◆ EXERCISE:
Set the data down again, exactly as it reads, but without the pictures.

◆ SUPPLIED DATA:
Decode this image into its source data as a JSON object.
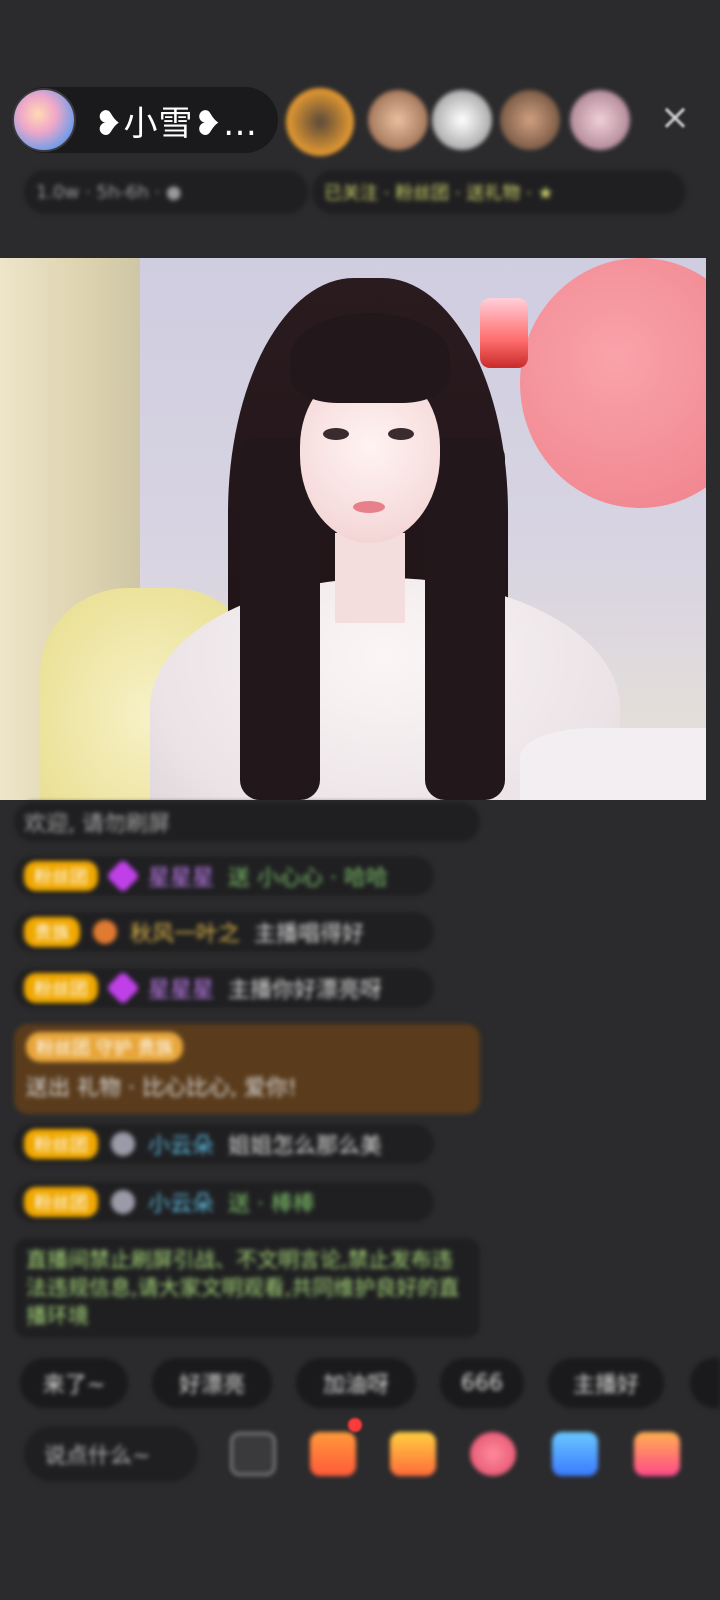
{
  "header": {
    "host_name": "❥小雪❥…",
    "close_icon": "×"
  },
  "info_bar": {
    "left_text": "1.0w · 5h-6h · ●",
    "right_text": "已关注 · 粉丝团 · 送礼物 · ★"
  },
  "chat": {
    "pinned": "欢迎,  请勿刷屏",
    "messages": [
      {
        "badge": "粉丝团",
        "name": "星星星",
        "text": "送 小心心 · 哈哈"
      },
      {
        "badge": "贵族",
        "name": "秋风一叶之",
        "text": "主播唱得好"
      },
      {
        "badge": "粉丝团",
        "name": "星星星",
        "text": "主播你好漂亮呀"
      },
      {
        "badge": "粉丝团",
        "name": "小云朵",
        "text": "姐姐怎么那么美"
      },
      {
        "badge": "粉丝团",
        "name": "小云朵",
        "text": "送 · 棒棒"
      }
    ],
    "gift": {
      "badges": "粉丝团  守护  贵族",
      "text": "送出 礼物 · 比心比心,  爱你!"
    },
    "system": "直播间禁止刷屏引战、不文明言论,禁止发布违法违规信息,请大家文明观看,共同维护良好的直播环境"
  },
  "quick_replies": [
    "来了~",
    "好漂亮",
    "加油呀",
    "666",
    "主播好"
  ],
  "bottom": {
    "input_placeholder": "说点什么~",
    "tools": [
      "emoji-icon",
      "gift-box-icon",
      "treasure-icon",
      "heart-icon",
      "game-icon",
      "more-icon"
    ]
  },
  "colors": {
    "background": "#2b2b2d",
    "badge_gold": "#f0a800",
    "name_purple": "#c07cf0",
    "name_gold": "#e2b84a",
    "name_cyan": "#5fc2e8",
    "system_green": "#a8d97a"
  }
}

◆ RESPONSE:
Decode this image into its source data as a JSON object.
{
  "header": {
    "host_name": "❥小雪❥…",
    "close_icon": "×"
  },
  "info_bar": {
    "left_text": "1.0w · 5h-6h · ●",
    "right_text": "已关注 · 粉丝团 · 送礼物 · ★"
  },
  "chat": {
    "pinned": "欢迎,  请勿刷屏",
    "messages": [
      {
        "badge": "粉丝团",
        "name": "星星星",
        "text": "送 小心心 · 哈哈"
      },
      {
        "badge": "贵族",
        "name": "秋风一叶之",
        "text": "主播唱得好"
      },
      {
        "badge": "粉丝团",
        "name": "星星星",
        "text": "主播你好漂亮呀"
      },
      {
        "badge": "粉丝团",
        "name": "小云朵",
        "text": "姐姐怎么那么美"
      },
      {
        "badge": "粉丝团",
        "name": "小云朵",
        "text": "送 · 棒棒"
      }
    ],
    "gift": {
      "badges": "粉丝团  守护  贵族",
      "text": "送出 礼物 · 比心比心,  爱你!"
    },
    "system": "直播间禁止刷屏引战、不文明言论,禁止发布违法违规信息,请大家文明观看,共同维护良好的直播环境"
  },
  "quick_replies": [
    "来了~",
    "好漂亮",
    "加油呀",
    "666",
    "主播好"
  ],
  "bottom": {
    "input_placeholder": "说点什么~",
    "tools": [
      "emoji-icon",
      "gift-box-icon",
      "treasure-icon",
      "heart-icon",
      "game-icon",
      "more-icon"
    ]
  },
  "colors": {
    "background": "#2b2b2d",
    "badge_gold": "#f0a800",
    "name_purple": "#c07cf0",
    "name_gold": "#e2b84a",
    "name_cyan": "#5fc2e8",
    "system_green": "#a8d97a"
  }
}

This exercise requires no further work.